Retype each line of the material exactly, please, skipping any picture in it.
====== Data records
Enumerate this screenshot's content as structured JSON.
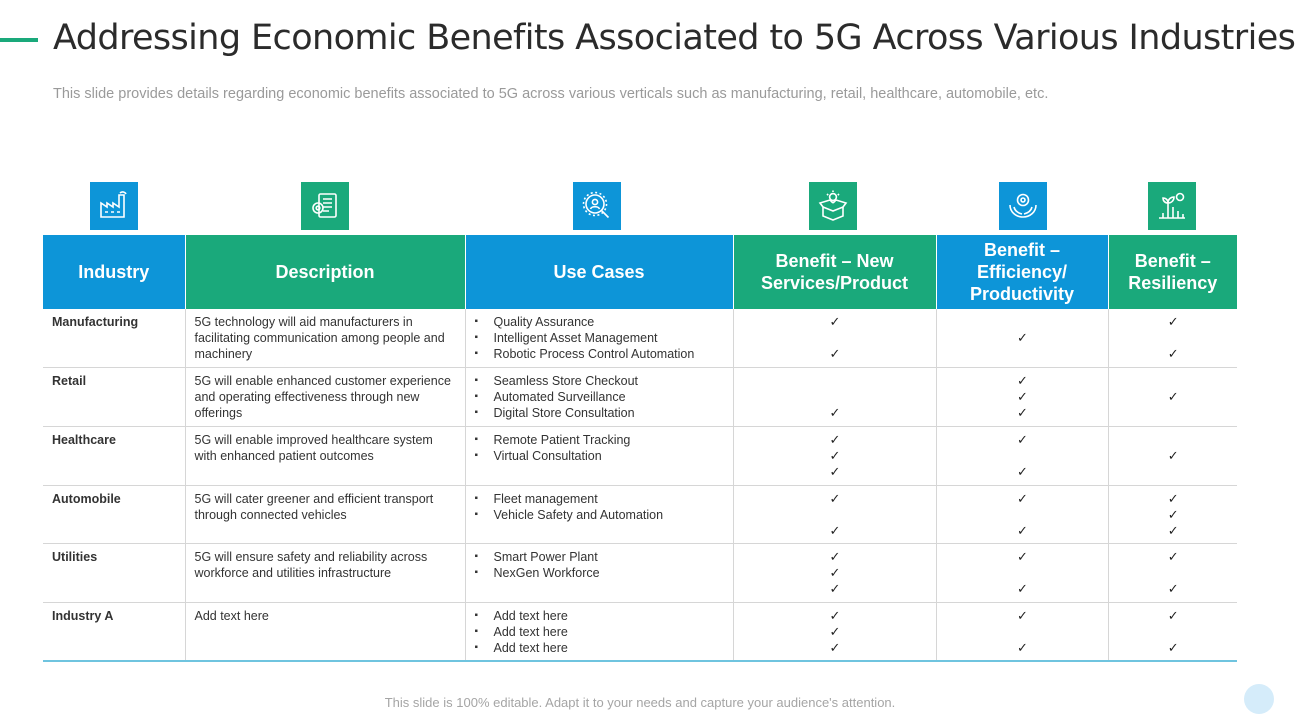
{
  "title": "Addressing Economic Benefits Associated to 5G Across Various Industries",
  "subtitle": "This slide provides details regarding economic benefits associated to 5G across various verticals such as manufacturing, retail, healthcare, automobile, etc.",
  "footer": "This slide is 100% editable. Adapt it to your needs and capture your audience's attention.",
  "colors": {
    "blue": "#0d95d8",
    "green": "#1aa97b"
  },
  "icons": [
    "factory-icon",
    "document-gear-icon",
    "search-person-icon",
    "open-box-idea-icon",
    "hands-gear-icon",
    "growth-plant-icon"
  ],
  "headers": [
    "Industry",
    "Description",
    "Use Cases",
    "Benefit – New Services/Product",
    "Benefit – Efficiency/ Productivity",
    "Benefit – Resiliency"
  ],
  "check_symbol": "✓",
  "rows": [
    {
      "industry": "Manufacturing",
      "description": "5G technology will aid manufacturers in facilitating communication among people and machinery",
      "use_cases": [
        "Quality Assurance",
        "Intelligent Asset Management",
        "Robotic Process Control Automation"
      ],
      "new_services": [
        true,
        false,
        true
      ],
      "efficiency": [
        false,
        true,
        false
      ],
      "resiliency": [
        true,
        false,
        true
      ]
    },
    {
      "industry": "Retail",
      "description": "5G will enable enhanced customer experience and operating effectiveness through new offerings",
      "use_cases": [
        "Seamless Store Checkout",
        "Automated Surveillance",
        "Digital Store Consultation"
      ],
      "new_services": [
        false,
        false,
        true
      ],
      "efficiency": [
        true,
        true,
        true
      ],
      "resiliency": [
        false,
        true,
        false
      ]
    },
    {
      "industry": "Healthcare",
      "description": "5G will enable improved healthcare system with enhanced patient outcomes",
      "use_cases": [
        "Remote Patient Tracking",
        "Virtual Consultation"
      ],
      "new_services": [
        true,
        true,
        true
      ],
      "efficiency": [
        true,
        false,
        true
      ],
      "resiliency": [
        false,
        true,
        false
      ]
    },
    {
      "industry": "Automobile",
      "description": "5G will cater greener and efficient transport through connected vehicles",
      "use_cases": [
        "Fleet management",
        "Vehicle Safety and Automation"
      ],
      "new_services": [
        true,
        false,
        true
      ],
      "efficiency": [
        true,
        false,
        true
      ],
      "resiliency": [
        true,
        true,
        true
      ]
    },
    {
      "industry": "Utilities",
      "description": "5G will ensure safety and reliability across workforce and utilities infrastructure",
      "use_cases": [
        "Smart Power Plant",
        "NexGen Workforce"
      ],
      "new_services": [
        true,
        true,
        true
      ],
      "efficiency": [
        true,
        false,
        true
      ],
      "resiliency": [
        true,
        false,
        true
      ]
    },
    {
      "industry": "Industry A",
      "description": "Add text here",
      "use_cases": [
        "Add text here",
        "Add text here",
        "Add text here"
      ],
      "new_services": [
        true,
        true,
        true
      ],
      "efficiency": [
        true,
        false,
        true
      ],
      "resiliency": [
        true,
        false,
        true
      ]
    }
  ]
}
============
◆ **Written solution**:
Enumerate this screenshot's content as structured JSON.
{
  "title": "Addressing Economic Benefits Associated to 5G Across Various Industries",
  "subtitle": "This slide provides details regarding economic benefits associated to 5G across various verticals such as manufacturing, retail, healthcare, automobile, etc.",
  "footer": "This slide is 100% editable. Adapt it to your needs and capture your audience's attention.",
  "colors": {
    "blue": "#0d95d8",
    "green": "#1aa97b"
  },
  "icons": [
    "factory-icon",
    "document-gear-icon",
    "search-person-icon",
    "open-box-idea-icon",
    "hands-gear-icon",
    "growth-plant-icon"
  ],
  "headers": [
    "Industry",
    "Description",
    "Use Cases",
    "Benefit – New Services/Product",
    "Benefit – Efficiency/ Productivity",
    "Benefit – Resiliency"
  ],
  "check_symbol": "✓",
  "rows": [
    {
      "industry": "Manufacturing",
      "description": "5G technology will aid manufacturers in facilitating communication among people and machinery",
      "use_cases": [
        "Quality Assurance",
        "Intelligent Asset Management",
        "Robotic Process Control Automation"
      ],
      "new_services": [
        true,
        false,
        true
      ],
      "efficiency": [
        false,
        true,
        false
      ],
      "resiliency": [
        true,
        false,
        true
      ]
    },
    {
      "industry": "Retail",
      "description": "5G will enable enhanced customer experience and operating effectiveness through new offerings",
      "use_cases": [
        "Seamless Store Checkout",
        "Automated Surveillance",
        "Digital Store Consultation"
      ],
      "new_services": [
        false,
        false,
        true
      ],
      "efficiency": [
        true,
        true,
        true
      ],
      "resiliency": [
        false,
        true,
        false
      ]
    },
    {
      "industry": "Healthcare",
      "description": "5G will enable improved healthcare system with enhanced patient outcomes",
      "use_cases": [
        "Remote Patient Tracking",
        "Virtual Consultation"
      ],
      "new_services": [
        true,
        true,
        true
      ],
      "efficiency": [
        true,
        false,
        true
      ],
      "resiliency": [
        false,
        true,
        false
      ]
    },
    {
      "industry": "Automobile",
      "description": "5G will cater greener and efficient transport through connected vehicles",
      "use_cases": [
        "Fleet management",
        "Vehicle Safety and Automation"
      ],
      "new_services": [
        true,
        false,
        true
      ],
      "efficiency": [
        true,
        false,
        true
      ],
      "resiliency": [
        true,
        true,
        true
      ]
    },
    {
      "industry": "Utilities",
      "description": "5G will ensure safety and reliability across workforce and utilities infrastructure",
      "use_cases": [
        "Smart Power Plant",
        "NexGen Workforce"
      ],
      "new_services": [
        true,
        true,
        true
      ],
      "efficiency": [
        true,
        false,
        true
      ],
      "resiliency": [
        true,
        false,
        true
      ]
    },
    {
      "industry": "Industry A",
      "description": "Add text here",
      "use_cases": [
        "Add text here",
        "Add text here",
        "Add text here"
      ],
      "new_services": [
        true,
        true,
        true
      ],
      "efficiency": [
        true,
        false,
        true
      ],
      "resiliency": [
        true,
        false,
        true
      ]
    }
  ]
}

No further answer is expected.